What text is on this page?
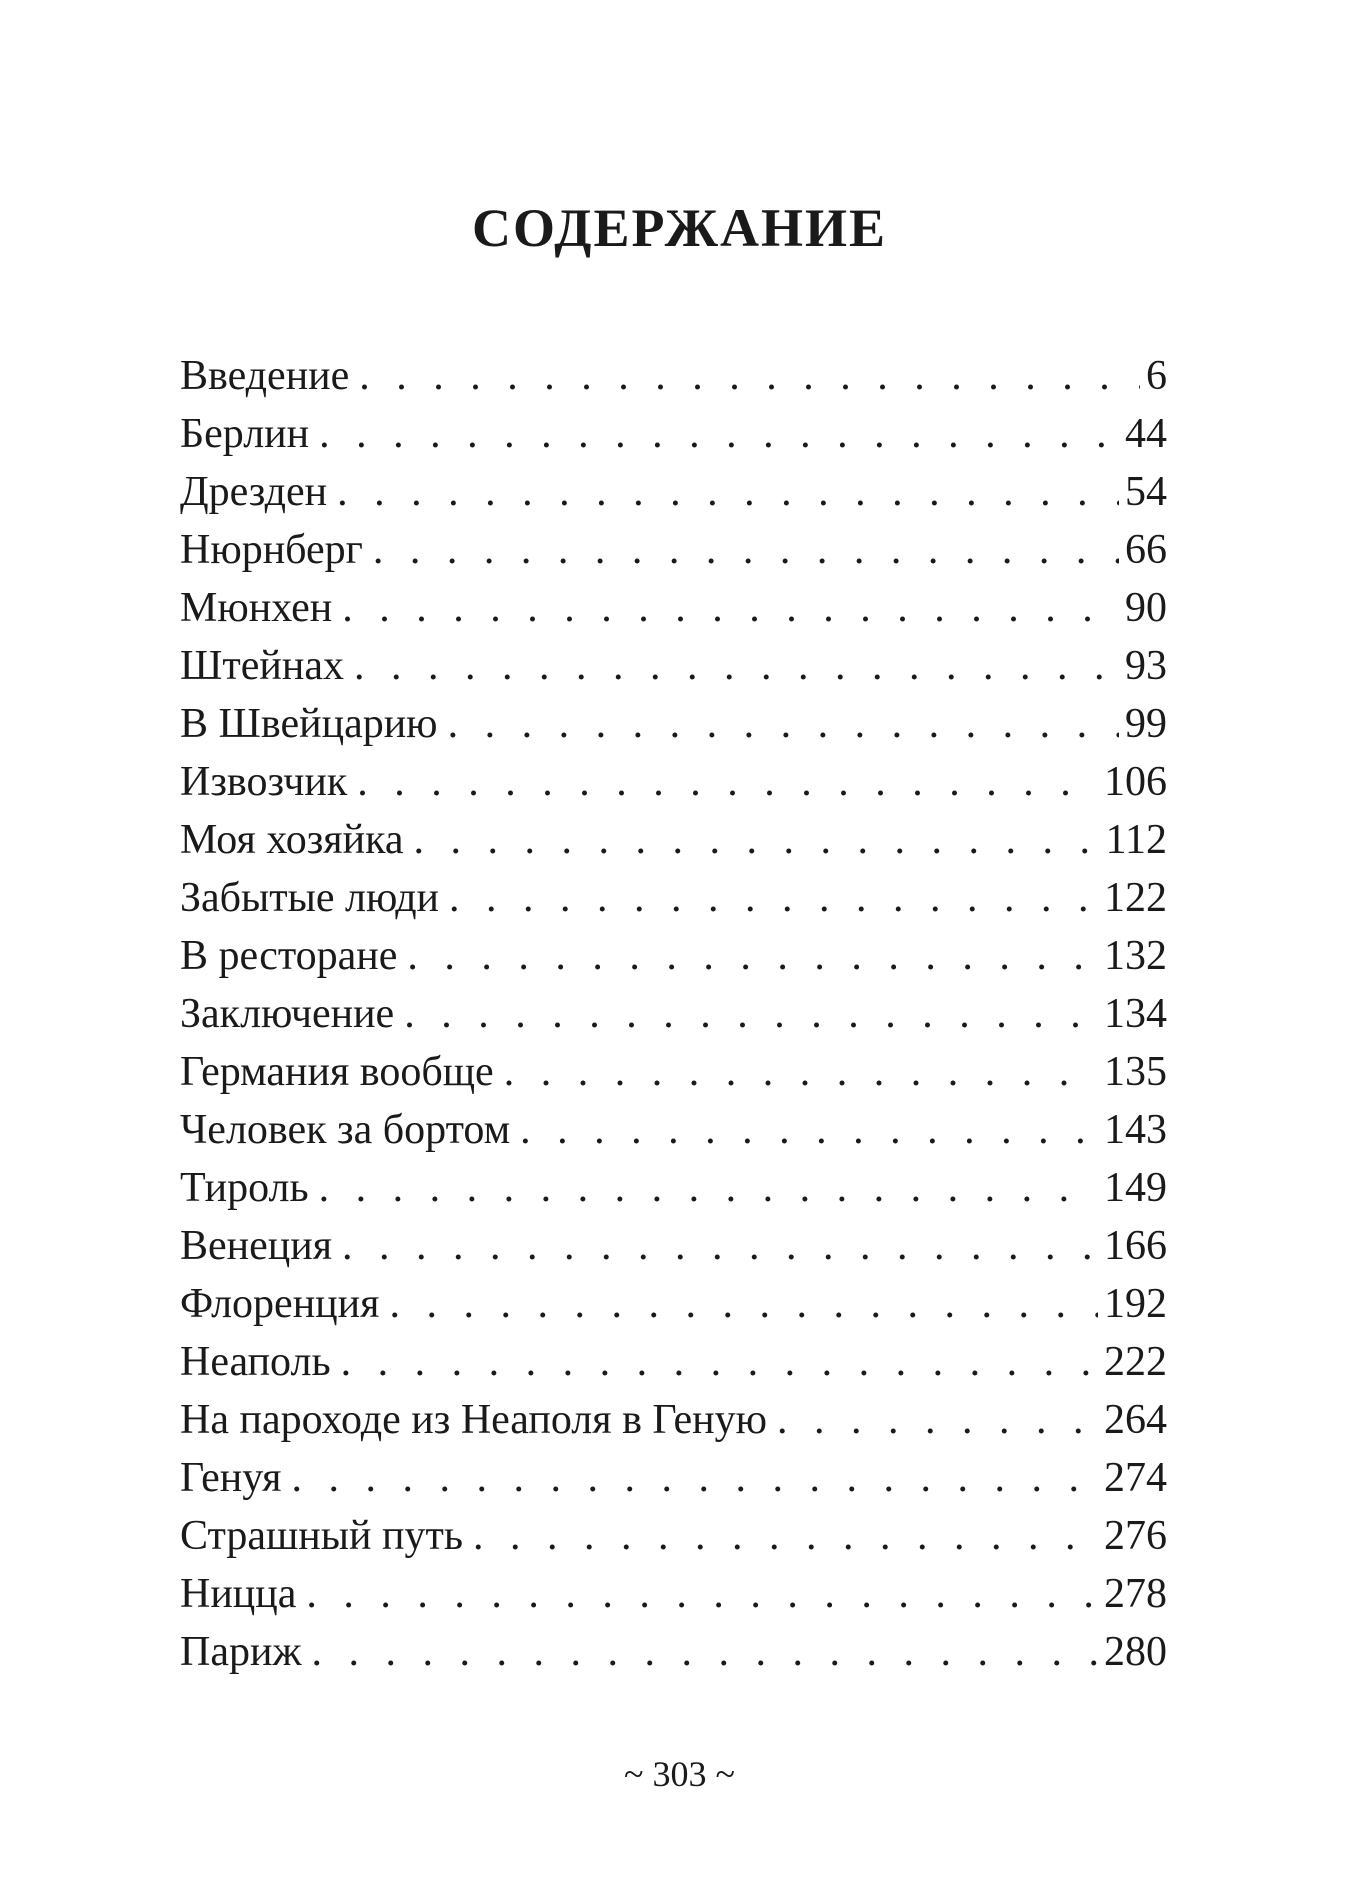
СОДЕРЖАНИЕ
Введение . . .	6
Берлин . . .	44
Дрезден . . .	54
Нюрнберг . . .	66
Мюнхен . . .	90
Штейнах . . .	93
В Швейцарию . . .	99
Извозчик . . .	106
Моя хозяйка . . .	112
Забытые люди . . .	122
В ресторане . . .	132
Заключение . . .	134
Германия вообще . . .	135
Человек за бортом . . .	143
Тироль . . .	149
Венеция . . .	166
Флоренция . . .	192
Неаполь . . .	222
На пароходе из Неаполя в Геную . . .	264
Генуя . . .	274
Страшный путь . . .	276
Ницца . . .	278
Париж . . .	280
~ 303 ~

▸ SHORT TASK: Give back the whole listing as it stands, minus its pictures.

▸ FINISHED ANSWER:
What text is on this page?
СОДЕРЖАНИЕ
Введение . . .	6
Берлин . . .	44
Дрезден . . .	54
Нюрнберг . . .	66
Мюнхен . . .	90
Штейнах . . .	93
В Швейцарию . . .	99
Извозчик . . .	106
Моя хозяйка . . .	112
Забытые люди . . .	122
В ресторане . . .	132
Заключение . . .	134
Германия вообще . . .	135
Человек за бортом . . .	143
Тироль . . .	149
Венеция . . .	166
Флоренция . . .	192
Неаполь . . .	222
На пароходе из Неаполя в Геную . . .	264
Генуя . . .	274
Страшный путь . . .	276
Ницца . . .	278
Париж . . .	280
~ 303 ~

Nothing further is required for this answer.